Exercise:
Write out each record below exactly as it appears, with no pictures.

Data entries:
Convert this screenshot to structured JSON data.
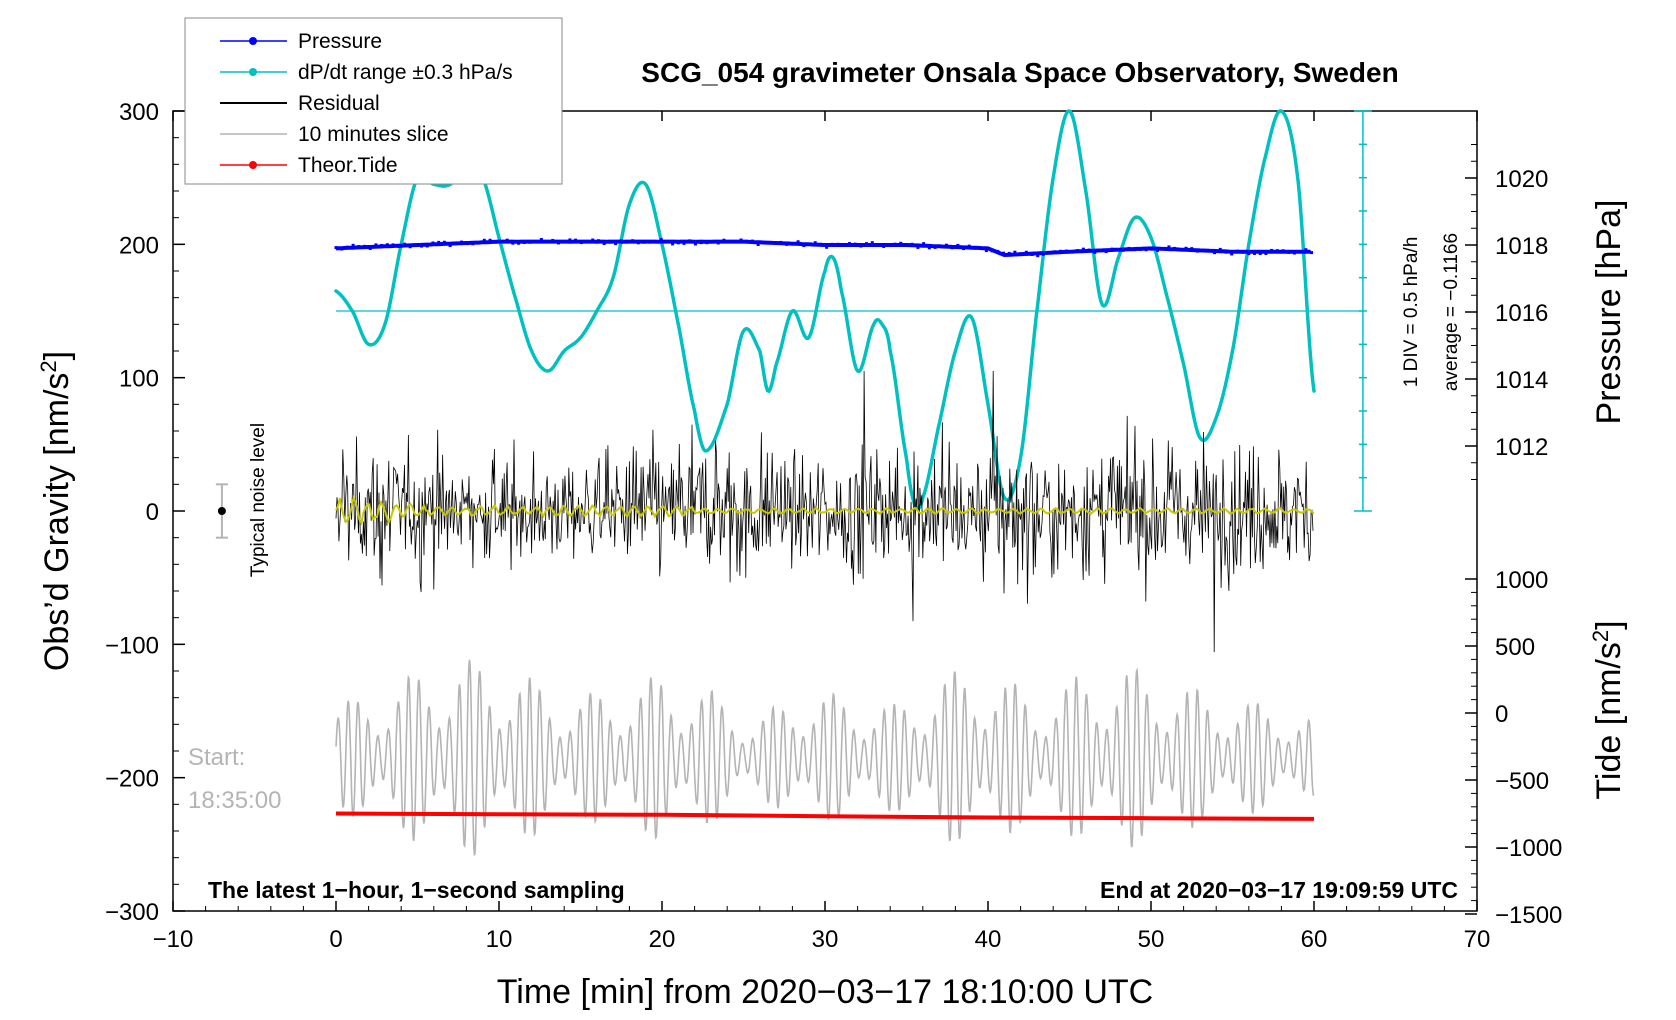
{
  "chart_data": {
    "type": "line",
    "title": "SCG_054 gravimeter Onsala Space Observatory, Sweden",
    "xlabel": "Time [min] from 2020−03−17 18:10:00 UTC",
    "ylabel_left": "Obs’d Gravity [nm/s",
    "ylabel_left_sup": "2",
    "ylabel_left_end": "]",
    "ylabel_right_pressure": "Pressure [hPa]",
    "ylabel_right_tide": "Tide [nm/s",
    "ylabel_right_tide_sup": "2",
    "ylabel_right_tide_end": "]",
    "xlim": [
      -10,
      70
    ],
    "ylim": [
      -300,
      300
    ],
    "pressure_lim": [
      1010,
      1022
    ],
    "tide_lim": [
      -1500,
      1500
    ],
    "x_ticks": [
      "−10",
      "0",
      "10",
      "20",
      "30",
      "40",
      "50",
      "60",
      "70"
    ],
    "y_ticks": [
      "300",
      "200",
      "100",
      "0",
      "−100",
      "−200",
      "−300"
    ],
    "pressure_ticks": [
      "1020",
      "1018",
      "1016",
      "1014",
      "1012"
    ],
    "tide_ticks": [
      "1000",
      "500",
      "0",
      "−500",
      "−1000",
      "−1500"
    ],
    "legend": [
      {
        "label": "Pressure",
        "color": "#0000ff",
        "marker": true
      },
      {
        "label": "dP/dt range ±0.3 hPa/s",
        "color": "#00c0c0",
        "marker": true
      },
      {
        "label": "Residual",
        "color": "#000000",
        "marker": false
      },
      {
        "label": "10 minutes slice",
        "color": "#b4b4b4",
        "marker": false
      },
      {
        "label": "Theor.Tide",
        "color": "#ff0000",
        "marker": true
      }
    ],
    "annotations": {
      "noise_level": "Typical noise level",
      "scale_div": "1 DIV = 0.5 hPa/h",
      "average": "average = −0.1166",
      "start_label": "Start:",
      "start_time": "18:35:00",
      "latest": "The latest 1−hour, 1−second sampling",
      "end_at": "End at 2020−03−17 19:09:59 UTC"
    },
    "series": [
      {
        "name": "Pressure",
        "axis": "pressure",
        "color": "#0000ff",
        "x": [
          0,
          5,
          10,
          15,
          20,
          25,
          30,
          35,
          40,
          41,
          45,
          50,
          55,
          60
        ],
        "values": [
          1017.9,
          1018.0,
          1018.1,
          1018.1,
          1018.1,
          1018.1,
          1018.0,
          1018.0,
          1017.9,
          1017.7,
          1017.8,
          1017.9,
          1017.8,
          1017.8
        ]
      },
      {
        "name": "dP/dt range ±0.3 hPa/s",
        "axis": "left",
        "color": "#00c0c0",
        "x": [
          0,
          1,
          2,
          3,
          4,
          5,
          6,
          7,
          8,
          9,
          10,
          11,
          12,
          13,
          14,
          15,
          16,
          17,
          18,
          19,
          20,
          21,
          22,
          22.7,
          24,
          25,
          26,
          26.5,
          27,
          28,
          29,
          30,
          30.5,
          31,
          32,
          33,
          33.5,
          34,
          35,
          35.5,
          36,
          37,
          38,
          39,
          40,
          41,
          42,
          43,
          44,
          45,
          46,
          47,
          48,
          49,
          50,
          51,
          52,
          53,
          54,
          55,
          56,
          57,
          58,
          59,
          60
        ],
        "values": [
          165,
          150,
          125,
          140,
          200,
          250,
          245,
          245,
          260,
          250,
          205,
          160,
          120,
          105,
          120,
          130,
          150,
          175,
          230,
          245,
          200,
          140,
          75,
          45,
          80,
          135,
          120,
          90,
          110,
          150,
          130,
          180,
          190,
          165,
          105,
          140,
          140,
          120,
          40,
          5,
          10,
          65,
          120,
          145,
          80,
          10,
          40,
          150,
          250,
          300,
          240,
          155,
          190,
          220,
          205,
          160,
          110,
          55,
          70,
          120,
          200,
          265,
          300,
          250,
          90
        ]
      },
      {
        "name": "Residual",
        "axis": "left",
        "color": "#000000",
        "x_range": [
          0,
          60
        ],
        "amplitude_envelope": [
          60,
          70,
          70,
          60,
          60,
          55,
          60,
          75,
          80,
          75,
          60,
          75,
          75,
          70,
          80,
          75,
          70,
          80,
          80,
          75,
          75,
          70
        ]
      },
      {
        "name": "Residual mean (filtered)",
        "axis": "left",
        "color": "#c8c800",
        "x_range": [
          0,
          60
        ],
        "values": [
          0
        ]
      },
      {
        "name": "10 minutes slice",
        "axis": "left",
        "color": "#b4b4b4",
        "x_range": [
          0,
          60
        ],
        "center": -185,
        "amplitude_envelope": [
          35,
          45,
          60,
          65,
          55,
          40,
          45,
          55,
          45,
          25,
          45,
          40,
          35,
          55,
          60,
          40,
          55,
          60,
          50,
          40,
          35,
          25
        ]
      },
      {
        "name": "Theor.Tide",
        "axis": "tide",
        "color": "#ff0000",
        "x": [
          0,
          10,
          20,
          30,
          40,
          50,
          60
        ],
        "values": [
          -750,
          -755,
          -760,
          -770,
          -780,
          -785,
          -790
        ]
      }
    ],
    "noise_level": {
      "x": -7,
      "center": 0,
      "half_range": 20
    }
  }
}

The reply:
Convert this screenshot to structured JSON data.
{
  "chart_data": {
    "type": "line",
    "title": "SCG_054 gravimeter Onsala Space Observatory, Sweden",
    "xlabel": "Time [min] from 2020−03−17 18:10:00 UTC",
    "ylabel_left": "Obs’d Gravity [nm/s",
    "ylabel_left_sup": "2",
    "ylabel_left_end": "]",
    "ylabel_right_pressure": "Pressure [hPa]",
    "ylabel_right_tide": "Tide [nm/s",
    "ylabel_right_tide_sup": "2",
    "ylabel_right_tide_end": "]",
    "xlim": [
      -10,
      70
    ],
    "ylim": [
      -300,
      300
    ],
    "pressure_lim": [
      1010,
      1022
    ],
    "tide_lim": [
      -1500,
      1500
    ],
    "x_ticks": [
      "−10",
      "0",
      "10",
      "20",
      "30",
      "40",
      "50",
      "60",
      "70"
    ],
    "y_ticks": [
      "300",
      "200",
      "100",
      "0",
      "−100",
      "−200",
      "−300"
    ],
    "pressure_ticks": [
      "1020",
      "1018",
      "1016",
      "1014",
      "1012"
    ],
    "tide_ticks": [
      "1000",
      "500",
      "0",
      "−500",
      "−1000",
      "−1500"
    ],
    "legend": [
      {
        "label": "Pressure",
        "color": "#0000ff",
        "marker": true
      },
      {
        "label": "dP/dt range ±0.3 hPa/s",
        "color": "#00c0c0",
        "marker": true
      },
      {
        "label": "Residual",
        "color": "#000000",
        "marker": false
      },
      {
        "label": "10 minutes slice",
        "color": "#b4b4b4",
        "marker": false
      },
      {
        "label": "Theor.Tide",
        "color": "#ff0000",
        "marker": true
      }
    ],
    "annotations": {
      "noise_level": "Typical noise level",
      "scale_div": "1 DIV = 0.5 hPa/h",
      "average": "average = −0.1166",
      "start_label": "Start:",
      "start_time": "18:35:00",
      "latest": "The latest 1−hour, 1−second sampling",
      "end_at": "End at 2020−03−17 19:09:59 UTC"
    },
    "series": [
      {
        "name": "Pressure",
        "axis": "pressure",
        "color": "#0000ff",
        "x": [
          0,
          5,
          10,
          15,
          20,
          25,
          30,
          35,
          40,
          41,
          45,
          50,
          55,
          60
        ],
        "values": [
          1017.9,
          1018.0,
          1018.1,
          1018.1,
          1018.1,
          1018.1,
          1018.0,
          1018.0,
          1017.9,
          1017.7,
          1017.8,
          1017.9,
          1017.8,
          1017.8
        ]
      },
      {
        "name": "dP/dt range ±0.3 hPa/s",
        "axis": "left",
        "color": "#00c0c0",
        "x": [
          0,
          1,
          2,
          3,
          4,
          5,
          6,
          7,
          8,
          9,
          10,
          11,
          12,
          13,
          14,
          15,
          16,
          17,
          18,
          19,
          20,
          21,
          22,
          22.7,
          24,
          25,
          26,
          26.5,
          27,
          28,
          29,
          30,
          30.5,
          31,
          32,
          33,
          33.5,
          34,
          35,
          35.5,
          36,
          37,
          38,
          39,
          40,
          41,
          42,
          43,
          44,
          45,
          46,
          47,
          48,
          49,
          50,
          51,
          52,
          53,
          54,
          55,
          56,
          57,
          58,
          59,
          60
        ],
        "values": [
          165,
          150,
          125,
          140,
          200,
          250,
          245,
          245,
          260,
          250,
          205,
          160,
          120,
          105,
          120,
          130,
          150,
          175,
          230,
          245,
          200,
          140,
          75,
          45,
          80,
          135,
          120,
          90,
          110,
          150,
          130,
          180,
          190,
          165,
          105,
          140,
          140,
          120,
          40,
          5,
          10,
          65,
          120,
          145,
          80,
          10,
          40,
          150,
          250,
          300,
          240,
          155,
          190,
          220,
          205,
          160,
          110,
          55,
          70,
          120,
          200,
          265,
          300,
          250,
          90
        ]
      },
      {
        "name": "Residual",
        "axis": "left",
        "color": "#000000",
        "x_range": [
          0,
          60
        ],
        "amplitude_envelope": [
          60,
          70,
          70,
          60,
          60,
          55,
          60,
          75,
          80,
          75,
          60,
          75,
          75,
          70,
          80,
          75,
          70,
          80,
          80,
          75,
          75,
          70
        ]
      },
      {
        "name": "Residual mean (filtered)",
        "axis": "left",
        "color": "#c8c800",
        "x_range": [
          0,
          60
        ],
        "values": [
          0
        ]
      },
      {
        "name": "10 minutes slice",
        "axis": "left",
        "color": "#b4b4b4",
        "x_range": [
          0,
          60
        ],
        "center": -185,
        "amplitude_envelope": [
          35,
          45,
          60,
          65,
          55,
          40,
          45,
          55,
          45,
          25,
          45,
          40,
          35,
          55,
          60,
          40,
          55,
          60,
          50,
          40,
          35,
          25
        ]
      },
      {
        "name": "Theor.Tide",
        "axis": "tide",
        "color": "#ff0000",
        "x": [
          0,
          10,
          20,
          30,
          40,
          50,
          60
        ],
        "values": [
          -750,
          -755,
          -760,
          -770,
          -780,
          -785,
          -790
        ]
      }
    ],
    "noise_level": {
      "x": -7,
      "center": 0,
      "half_range": 20
    }
  }
}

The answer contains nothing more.